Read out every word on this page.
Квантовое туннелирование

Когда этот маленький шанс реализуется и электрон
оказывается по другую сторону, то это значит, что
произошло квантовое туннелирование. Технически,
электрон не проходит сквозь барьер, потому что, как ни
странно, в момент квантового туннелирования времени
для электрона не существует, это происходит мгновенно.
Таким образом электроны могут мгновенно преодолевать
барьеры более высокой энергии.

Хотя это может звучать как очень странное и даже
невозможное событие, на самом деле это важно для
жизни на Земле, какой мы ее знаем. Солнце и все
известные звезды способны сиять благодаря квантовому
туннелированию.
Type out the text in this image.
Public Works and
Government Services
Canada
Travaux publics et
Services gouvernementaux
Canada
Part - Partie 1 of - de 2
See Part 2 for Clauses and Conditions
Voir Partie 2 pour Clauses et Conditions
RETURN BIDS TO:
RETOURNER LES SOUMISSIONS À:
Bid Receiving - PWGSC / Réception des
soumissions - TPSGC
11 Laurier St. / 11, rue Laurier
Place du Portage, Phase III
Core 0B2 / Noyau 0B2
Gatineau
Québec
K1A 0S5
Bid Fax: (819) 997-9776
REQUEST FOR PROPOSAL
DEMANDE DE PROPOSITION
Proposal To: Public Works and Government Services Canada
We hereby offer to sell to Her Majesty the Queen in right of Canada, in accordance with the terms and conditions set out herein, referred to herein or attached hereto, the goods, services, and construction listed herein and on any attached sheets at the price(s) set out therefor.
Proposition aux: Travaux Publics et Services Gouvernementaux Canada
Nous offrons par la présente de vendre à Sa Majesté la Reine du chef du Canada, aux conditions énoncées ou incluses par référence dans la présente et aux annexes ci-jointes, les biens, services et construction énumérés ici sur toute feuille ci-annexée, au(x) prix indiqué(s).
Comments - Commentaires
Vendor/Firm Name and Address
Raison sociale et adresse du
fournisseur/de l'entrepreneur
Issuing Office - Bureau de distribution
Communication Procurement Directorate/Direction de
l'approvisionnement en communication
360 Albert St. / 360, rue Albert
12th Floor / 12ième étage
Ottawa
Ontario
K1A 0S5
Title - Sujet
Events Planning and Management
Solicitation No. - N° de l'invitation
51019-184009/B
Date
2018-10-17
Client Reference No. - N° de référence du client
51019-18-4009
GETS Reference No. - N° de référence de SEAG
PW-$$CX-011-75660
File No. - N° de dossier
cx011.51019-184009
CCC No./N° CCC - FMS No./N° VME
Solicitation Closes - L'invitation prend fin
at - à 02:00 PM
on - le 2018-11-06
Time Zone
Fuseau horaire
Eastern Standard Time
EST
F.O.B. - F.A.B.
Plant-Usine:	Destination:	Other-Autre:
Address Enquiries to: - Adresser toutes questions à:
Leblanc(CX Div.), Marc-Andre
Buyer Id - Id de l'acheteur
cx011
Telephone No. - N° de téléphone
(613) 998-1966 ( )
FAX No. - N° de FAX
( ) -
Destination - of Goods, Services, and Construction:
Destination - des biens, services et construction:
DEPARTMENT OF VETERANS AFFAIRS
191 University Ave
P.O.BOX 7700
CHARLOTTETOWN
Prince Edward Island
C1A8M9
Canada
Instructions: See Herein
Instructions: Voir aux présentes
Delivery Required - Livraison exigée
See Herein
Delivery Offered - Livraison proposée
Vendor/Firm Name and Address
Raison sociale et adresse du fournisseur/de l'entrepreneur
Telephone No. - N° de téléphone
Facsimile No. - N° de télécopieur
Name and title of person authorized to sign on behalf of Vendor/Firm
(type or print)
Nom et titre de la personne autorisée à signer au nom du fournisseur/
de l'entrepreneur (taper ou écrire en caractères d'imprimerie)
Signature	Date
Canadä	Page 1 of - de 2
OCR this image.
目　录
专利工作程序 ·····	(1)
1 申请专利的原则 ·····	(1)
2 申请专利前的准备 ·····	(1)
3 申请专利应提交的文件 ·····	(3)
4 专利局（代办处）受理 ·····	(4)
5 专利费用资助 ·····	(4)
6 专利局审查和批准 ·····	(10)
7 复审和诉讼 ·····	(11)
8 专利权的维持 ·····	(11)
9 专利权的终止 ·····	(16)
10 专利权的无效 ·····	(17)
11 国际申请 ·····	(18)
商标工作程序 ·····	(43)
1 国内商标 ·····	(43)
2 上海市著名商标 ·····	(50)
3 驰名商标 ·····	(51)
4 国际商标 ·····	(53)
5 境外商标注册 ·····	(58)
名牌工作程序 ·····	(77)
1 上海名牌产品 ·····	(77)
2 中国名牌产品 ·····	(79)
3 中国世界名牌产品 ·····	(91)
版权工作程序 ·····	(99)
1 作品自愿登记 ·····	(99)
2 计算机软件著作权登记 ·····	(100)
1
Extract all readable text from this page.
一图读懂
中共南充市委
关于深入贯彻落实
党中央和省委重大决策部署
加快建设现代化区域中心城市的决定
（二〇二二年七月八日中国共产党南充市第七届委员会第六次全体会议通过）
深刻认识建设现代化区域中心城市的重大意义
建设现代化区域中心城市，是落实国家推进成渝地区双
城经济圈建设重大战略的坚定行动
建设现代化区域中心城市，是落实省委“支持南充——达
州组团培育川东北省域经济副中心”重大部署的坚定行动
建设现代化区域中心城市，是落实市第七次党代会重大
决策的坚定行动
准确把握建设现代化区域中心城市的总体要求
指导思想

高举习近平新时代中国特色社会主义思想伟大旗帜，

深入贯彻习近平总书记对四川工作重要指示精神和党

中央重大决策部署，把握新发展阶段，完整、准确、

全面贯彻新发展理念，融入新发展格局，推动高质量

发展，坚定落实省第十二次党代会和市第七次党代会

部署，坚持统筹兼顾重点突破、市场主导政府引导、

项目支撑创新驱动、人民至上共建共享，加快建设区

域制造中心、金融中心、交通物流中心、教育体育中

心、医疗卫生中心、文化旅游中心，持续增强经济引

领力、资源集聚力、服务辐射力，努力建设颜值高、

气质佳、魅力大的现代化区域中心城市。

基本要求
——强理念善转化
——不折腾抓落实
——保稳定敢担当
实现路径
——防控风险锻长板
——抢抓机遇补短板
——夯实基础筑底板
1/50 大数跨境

= = = = = = =

**WORK INSTRUCTIONS**
Output the listing above exactly as it appears.

**THE ANSWER**
Read out every word on this page.
Квантовое туннелирование

Когда этот маленький шанс реализуется и электрон
оказывается по другую сторону, то это значит, что
произошло квантовое туннелирование. Технически,
электрон не проходит сквозь барьер, потому что, как ни
странно, в момент квантового туннелирования времени
для электрона не существует, это происходит мгновенно.
Таким образом электроны могут мгновенно преодолевать
барьеры более высокой энергии.

Хотя это может звучать как очень странное и даже
невозможное событие, на самом деле это важно для
жизни на Земле, какой мы ее знаем. Солнце и все
известные звезды способны сиять благодаря квантовому
туннелированию.
Type out the text in this image.
Public Works and
Government Services
Canada
Travaux publics et
Services gouvernementaux
Canada
Part - Partie 1 of - de 2
See Part 2 for Clauses and Conditions
Voir Partie 2 pour Clauses et Conditions
RETURN BIDS TO:
RETOURNER LES SOUMISSIONS À:
Bid Receiving - PWGSC / Réception des
soumissions - TPSGC
11 Laurier St. / 11, rue Laurier
Place du Portage, Phase III
Core 0B2 / Noyau 0B2
Gatineau
Québec
K1A 0S5
Bid Fax: (819) 997-9776
REQUEST FOR PROPOSAL
DEMANDE DE PROPOSITION
Proposal To: Public Works and Government Services Canada
We hereby offer to sell to Her Majesty the Queen in right of Canada, in accordance with the terms and conditions set out herein, referred to herein or attached hereto, the goods, services, and construction listed herein and on any attached sheets at the price(s) set out therefor.
Proposition aux: Travaux Publics et Services Gouvernementaux Canada
Nous offrons par la présente de vendre à Sa Majesté la Reine du chef du Canada, aux conditions énoncées ou incluses par référence dans la présente et aux annexes ci-jointes, les biens, services et construction énumérés ici sur toute feuille ci-annexée, au(x) prix indiqué(s).
Comments - Commentaires
Vendor/Firm Name and Address
Raison sociale et adresse du
fournisseur/de l'entrepreneur
Issuing Office - Bureau de distribution
Communication Procurement Directorate/Direction de
l'approvisionnement en communication
360 Albert St. / 360, rue Albert
12th Floor / 12ième étage
Ottawa
Ontario
K1A 0S5
Title - Sujet
Events Planning and Management
Solicitation No. - N° de l'invitation
51019-184009/B
Date
2018-10-17
Client Reference No. - N° de référence du client
51019-18-4009
GETS Reference No. - N° de référence de SEAG
PW-$$CX-011-75660
File No. - N° de dossier
cx011.51019-184009
CCC No./N° CCC - FMS No./N° VME
Solicitation Closes - L'invitation prend fin
at - à 02:00 PM
on - le 2018-11-06
Time Zone
Fuseau horaire
Eastern Standard Time
EST
F.O.B. - F.A.B.
Plant-Usine:	Destination:	Other-Autre:
Address Enquiries to: - Adresser toutes questions à:
Leblanc(CX Div.), Marc-Andre
Buyer Id - Id de l'acheteur
cx011
Telephone No. - N° de téléphone
(613) 998-1966 ( )
FAX No. - N° de FAX
( ) -
Destination - of Goods, Services, and Construction:
Destination - des biens, services et construction:
DEPARTMENT OF VETERANS AFFAIRS
191 University Ave
P.O.BOX 7700
CHARLOTTETOWN
Prince Edward Island
C1A8M9
Canada
Instructions: See Herein
Instructions: Voir aux présentes
Delivery Required - Livraison exigée
See Herein
Delivery Offered - Livraison proposée
Vendor/Firm Name and Address
Raison sociale et adresse du fournisseur/de l'entrepreneur
Telephone No. - N° de téléphone
Facsimile No. - N° de télécopieur
Name and title of person authorized to sign on behalf of Vendor/Firm
(type or print)
Nom et titre de la personne autorisée à signer au nom du fournisseur/
de l'entrepreneur (taper ou écrire en caractères d'imprimerie)
Signature	Date
Canadä	Page 1 of - de 2
OCR this image.
目　录
专利工作程序 ·····	(1)
1 申请专利的原则 ·····	(1)
2 申请专利前的准备 ·····	(1)
3 申请专利应提交的文件 ·····	(3)
4 专利局（代办处）受理 ·····	(4)
5 专利费用资助 ·····	(4)
6 专利局审查和批准 ·····	(10)
7 复审和诉讼 ·····	(11)
8 专利权的维持 ·····	(11)
9 专利权的终止 ·····	(16)
10 专利权的无效 ·····	(17)
11 国际申请 ·····	(18)
商标工作程序 ·····	(43)
1 国内商标 ·····	(43)
2 上海市著名商标 ·····	(50)
3 驰名商标 ·····	(51)
4 国际商标 ·····	(53)
5 境外商标注册 ·····	(58)
名牌工作程序 ·····	(77)
1 上海名牌产品 ·····	(77)
2 中国名牌产品 ·····	(79)
3 中国世界名牌产品 ·····	(91)
版权工作程序 ·····	(99)
1 作品自愿登记 ·····	(99)
2 计算机软件著作权登记 ·····	(100)
1
Extract all readable text from this page.
一图读懂
中共南充市委
关于深入贯彻落实
党中央和省委重大决策部署
加快建设现代化区域中心城市的决定
（二〇二二年七月八日中国共产党南充市第七届委员会第六次全体会议通过）
深刻认识建设现代化区域中心城市的重大意义
建设现代化区域中心城市，是落实国家推进成渝地区双
城经济圈建设重大战略的坚定行动
建设现代化区域中心城市，是落实省委“支持南充——达
州组团培育川东北省域经济副中心”重大部署的坚定行动
建设现代化区域中心城市，是落实市第七次党代会重大
决策的坚定行动
准确把握建设现代化区域中心城市的总体要求
指导思想

高举习近平新时代中国特色社会主义思想伟大旗帜，

深入贯彻习近平总书记对四川工作重要指示精神和党

中央重大决策部署，把握新发展阶段，完整、准确、

全面贯彻新发展理念，融入新发展格局，推动高质量

发展，坚定落实省第十二次党代会和市第七次党代会

部署，坚持统筹兼顾重点突破、市场主导政府引导、

项目支撑创新驱动、人民至上共建共享，加快建设区

域制造中心、金融中心、交通物流中心、教育体育中

心、医疗卫生中心、文化旅游中心，持续增强经济引

领力、资源集聚力、服务辐射力，努力建设颜值高、

气质佳、魅力大的现代化区域中心城市。

基本要求
——强理念善转化
——不折腾抓落实
——保稳定敢担当
实现路径
——防控风险锻长板
——抢抓机遇补短板
——夯实基础筑底板
1/50 大数跨境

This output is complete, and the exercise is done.